GIVEN DATA:
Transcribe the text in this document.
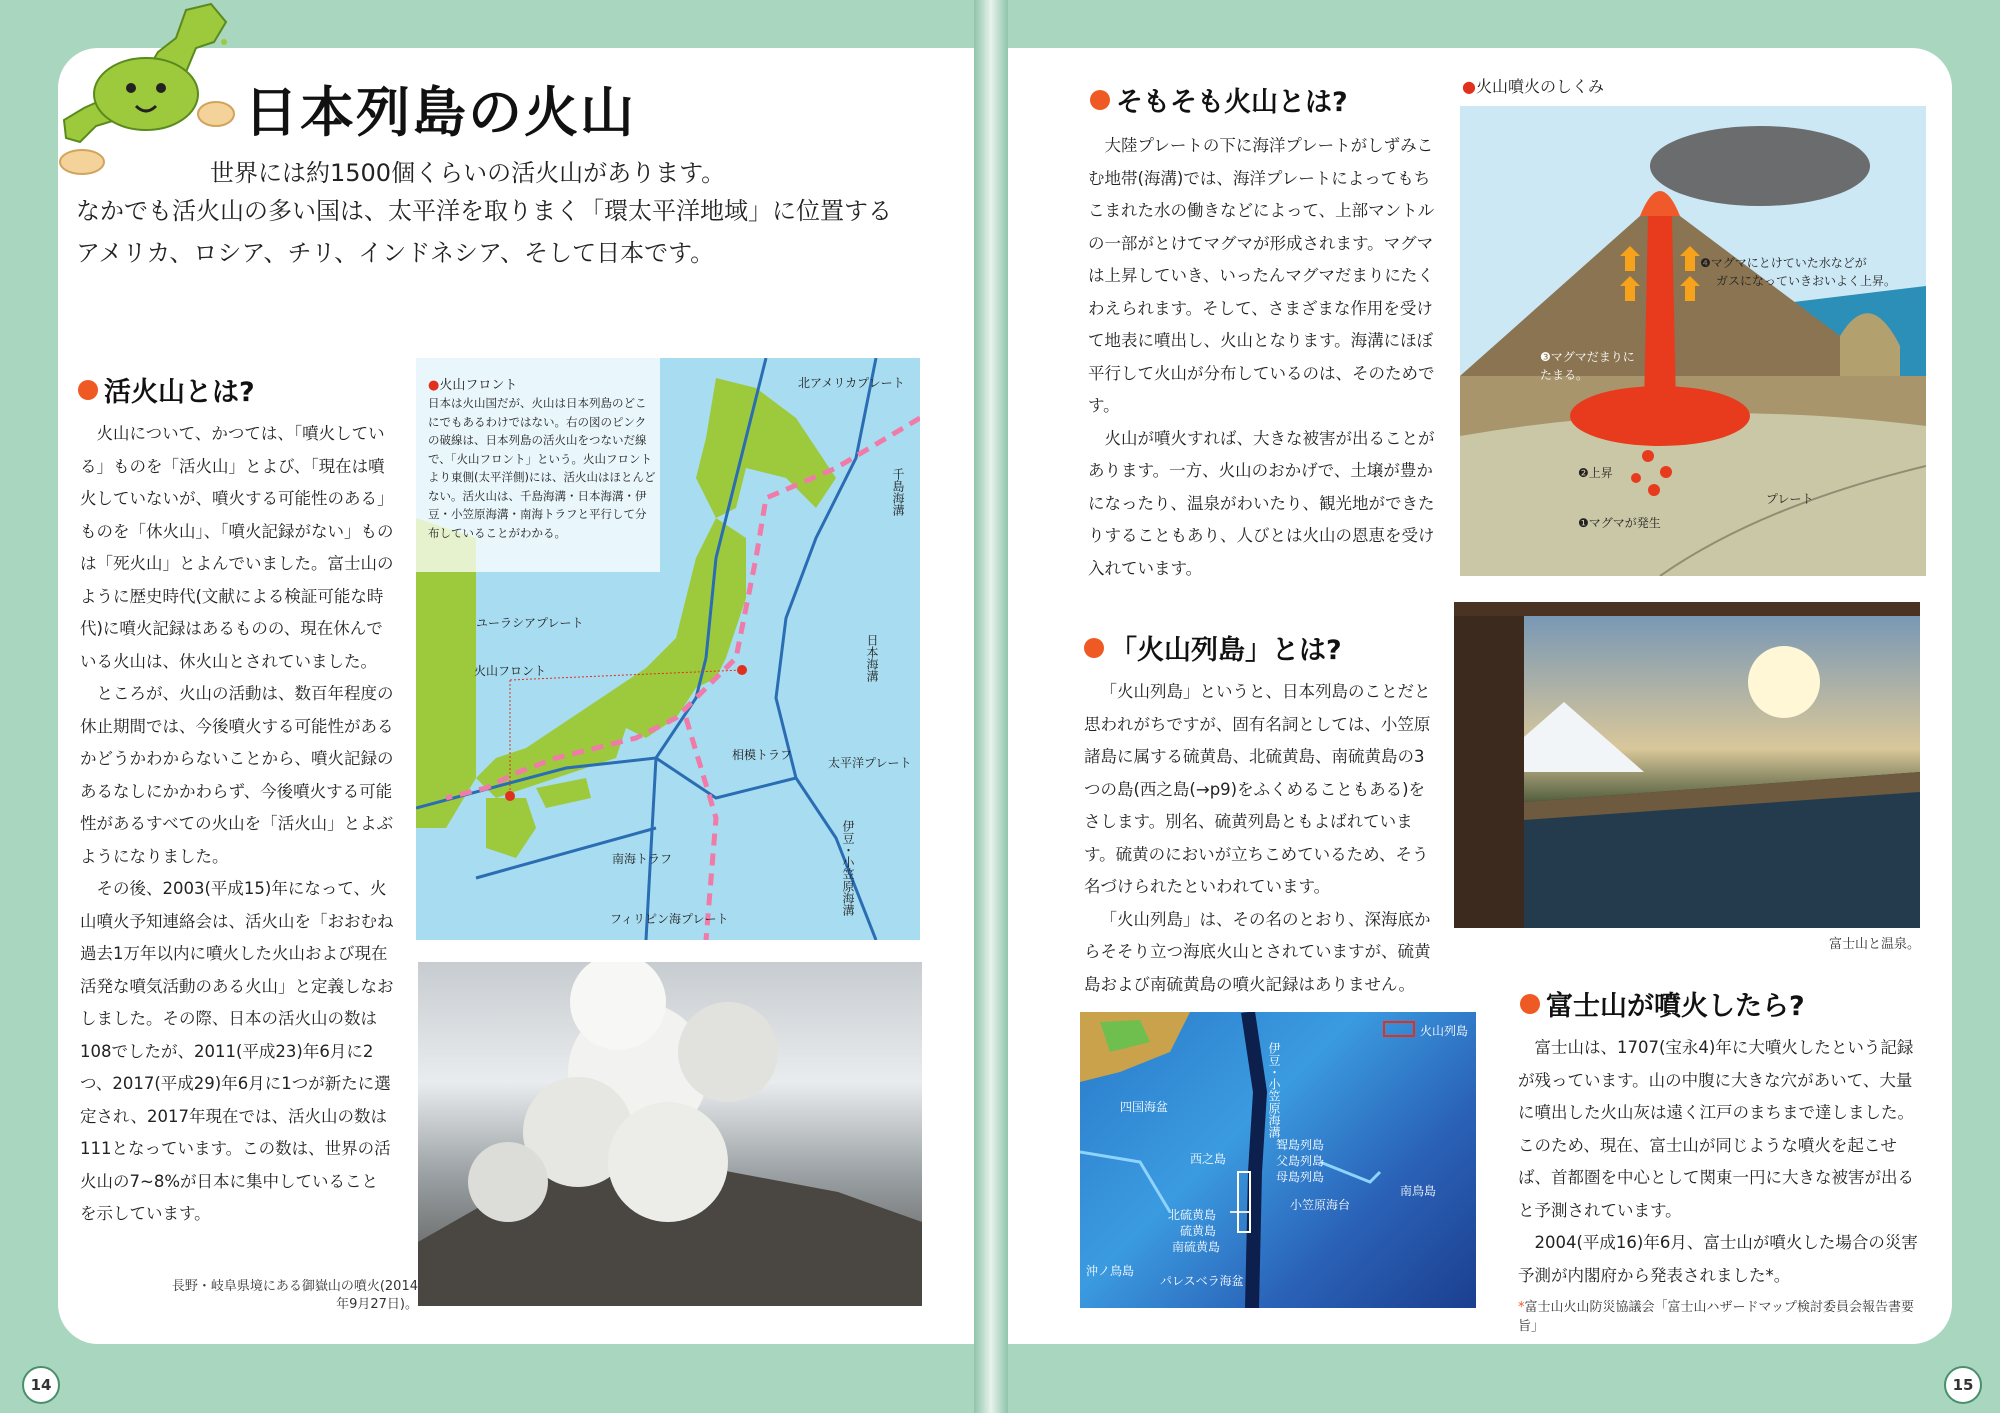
14	15
日本列島の火山
世界には約1500個くらいの活火山があります。
なかでも活火山の多い国は、太平洋を取りまく「環太平洋地域」に位置する
アメリカ、ロシア、チリ、インドネシア、そして日本です。
活火山とは?

火山について、かつては、「噴火している」ものを「活火山」とよび、「現在は噴火していないが、噴火する可能性のある」ものを「休火山」、「噴火記録がない」ものは「死火山」とよんでいました。富士山のように歴史時代(文献による検証可能な時代)に噴火記録はあるものの、現在休んでいる火山は、休火山とされていました。

ところが、火山の活動は、数百年程度の休止期間では、今後噴火する可能性があるかどうかわからないことから、噴火記録のあるなしにかかわらず、今後噴火する可能性があるすべての火山を「活火山」とよぶようになりました。

その後、2003(平成15)年になって、火山噴火予知連絡会は、活火山を「おおむね過去1万年以内に噴火した火山および現在活発な噴気活動のある火山」と定義しなおしました。その際、日本の活火山の数は108でしたが、2011(平成23)年6月に2つ、2017(平成29)年6月に1つが新たに選定され、2017年現在では、活火山の数は111となっています。この数は、世界の活火山の7~8%が日本に集中していることを示しています。

●火山フロント
日本は火山国だが、火山は日本列島のどこにでもあるわけではない。右の図のピンクの破線は、日本列島の活火山をつないだ線で、「火山フロント」という。火山フロントより東側(太平洋側)には、活火山はほとんどない。活火山は、千島海溝・日本海溝・伊豆・小笠原海溝・南海トラフと平行して分布していることがわかる。
北アメリカプレート
ユーラシアプレート
火山フロント
太平洋プレート
フィリピン海プレート
南海トラフ
相模トラフ
千島海溝
日本海溝
伊豆・小笠原海溝
長野・岐阜県境にある御嶽山の噴火(2014年9月27日)。
そもそも火山とは?

大陸プレートの下に海洋プレートがしずみこむ地帯(海溝)では、海洋プレートによってもちこまれた水の働きなどによって、上部マントルの一部がとけてマグマが形成されます。マグマは上昇していき、いったんマグマだまりにたくわえられます。そして、さまざまな作用を受けて地表に噴出し、火山となります。海溝にほぼ平行して火山が分布しているのは、そのためです。

火山が噴火すれば、大きな被害が出ることがあります。一方、火山のおかげで、土壌が豊かになったり、温泉がわいたり、観光地ができたりすることもあり、人びとは火山の恩恵を受け入れています。

●火山噴火のしくみ
❶マグマが発生
❷上昇
❸マグマだまりに
たまる。
❹マグマにとけていた水などが
ガスになっていきおいよく上昇。
プレート
「火山列島」とは?

「火山列島」というと、日本列島のことだと思われがちですが、固有名詞としては、小笠原諸島に属する硫黄島、北硫黄島、南硫黄島の3つの島(西之島(→p9)をふくめることもある)をさします。別名、硫黄列島ともよばれています。硫黄のにおいが立ちこめているため、そう名づけられたといわれています。

「火山列島」は、その名のとおり、深海底からそそり立つ海底火山とされていますが、硫黄島および南硫黄島の噴火記録はありません。

富士山と温泉。
火山列島
伊豆・小笠原海溝
聟島列島
父島列島
母島列島
西之島
北硫黄島
硫黄島
南硫黄島
南鳥島
沖ノ鳥島
四国海盆
パレスベラ海盆
小笠原海台
富士山が噴火したら?

富士山は、1707(宝永4)年に大噴火したという記録が残っています。山の中腹に大きな穴があいて、大量に噴出した火山灰は遠く江戸のまちまで達しました。このため、現在、富士山が同じような噴火を起こせば、首都圏を中心として関東一円に大きな被害が出ると予測されています。

2004(平成16)年6月、富士山が噴火した場合の災害予測が内閣府から発表されました*。

*富士山火山防災協議会「富士山ハザードマップ検討委員会報告書要旨」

YOUR OBJECTIVE: Make an exact copy of the data above, pictures excluded.

THE COMPLETED TASK:
Transcribe the text in this document.
14	15
日本列島の火山
世界には約1500個くらいの活火山があります。
なかでも活火山の多い国は、太平洋を取りまく「環太平洋地域」に位置する
アメリカ、ロシア、チリ、インドネシア、そして日本です。
活火山とは?

火山について、かつては、「噴火している」ものを「活火山」とよび、「現在は噴火していないが、噴火する可能性のある」ものを「休火山」、「噴火記録がない」ものは「死火山」とよんでいました。富士山のように歴史時代(文献による検証可能な時代)に噴火記録はあるものの、現在休んでいる火山は、休火山とされていました。

ところが、火山の活動は、数百年程度の休止期間では、今後噴火する可能性があるかどうかわからないことから、噴火記録のあるなしにかかわらず、今後噴火する可能性があるすべての火山を「活火山」とよぶようになりました。

その後、2003(平成15)年になって、火山噴火予知連絡会は、活火山を「おおむね過去1万年以内に噴火した火山および現在活発な噴気活動のある火山」と定義しなおしました。その際、日本の活火山の数は108でしたが、2011(平成23)年6月に2つ、2017(平成29)年6月に1つが新たに選定され、2017年現在では、活火山の数は111となっています。この数は、世界の活火山の7~8%が日本に集中していることを示しています。

●火山フロント
日本は火山国だが、火山は日本列島のどこにでもあるわけではない。右の図のピンクの破線は、日本列島の活火山をつないだ線で、「火山フロント」という。火山フロントより東側(太平洋側)には、活火山はほとんどない。活火山は、千島海溝・日本海溝・伊豆・小笠原海溝・南海トラフと平行して分布していることがわかる。
北アメリカプレート
ユーラシアプレート
火山フロント
太平洋プレート
フィリピン海プレート
南海トラフ
相模トラフ
千島海溝
日本海溝
伊豆・小笠原海溝
長野・岐阜県境にある御嶽山の噴火(2014年9月27日)。
そもそも火山とは?

大陸プレートの下に海洋プレートがしずみこむ地帯(海溝)では、海洋プレートによってもちこまれた水の働きなどによって、上部マントルの一部がとけてマグマが形成されます。マグマは上昇していき、いったんマグマだまりにたくわえられます。そして、さまざまな作用を受けて地表に噴出し、火山となります。海溝にほぼ平行して火山が分布しているのは、そのためです。

火山が噴火すれば、大きな被害が出ることがあります。一方、火山のおかげで、土壌が豊かになったり、温泉がわいたり、観光地ができたりすることもあり、人びとは火山の恩恵を受け入れています。

●火山噴火のしくみ
❶マグマが発生
❷上昇
❸マグマだまりに
たまる。
❹マグマにとけていた水などが
ガスになっていきおいよく上昇。
プレート
「火山列島」とは?

「火山列島」というと、日本列島のことだと思われがちですが、固有名詞としては、小笠原諸島に属する硫黄島、北硫黄島、南硫黄島の3つの島(西之島(→p9)をふくめることもある)をさします。別名、硫黄列島ともよばれています。硫黄のにおいが立ちこめているため、そう名づけられたといわれています。

「火山列島」は、その名のとおり、深海底からそそり立つ海底火山とされていますが、硫黄島および南硫黄島の噴火記録はありません。

富士山と温泉。
火山列島
伊豆・小笠原海溝
聟島列島
父島列島
母島列島
西之島
北硫黄島
硫黄島
南硫黄島
南鳥島
沖ノ鳥島
四国海盆
パレスベラ海盆
小笠原海台
富士山が噴火したら?

富士山は、1707(宝永4)年に大噴火したという記録が残っています。山の中腹に大きな穴があいて、大量に噴出した火山灰は遠く江戸のまちまで達しました。このため、現在、富士山が同じような噴火を起こせば、首都圏を中心として関東一円に大きな被害が出ると予測されています。

2004(平成16)年6月、富士山が噴火した場合の災害予測が内閣府から発表されました*。

*富士山火山防災協議会「富士山ハザードマップ検討委員会報告書要旨」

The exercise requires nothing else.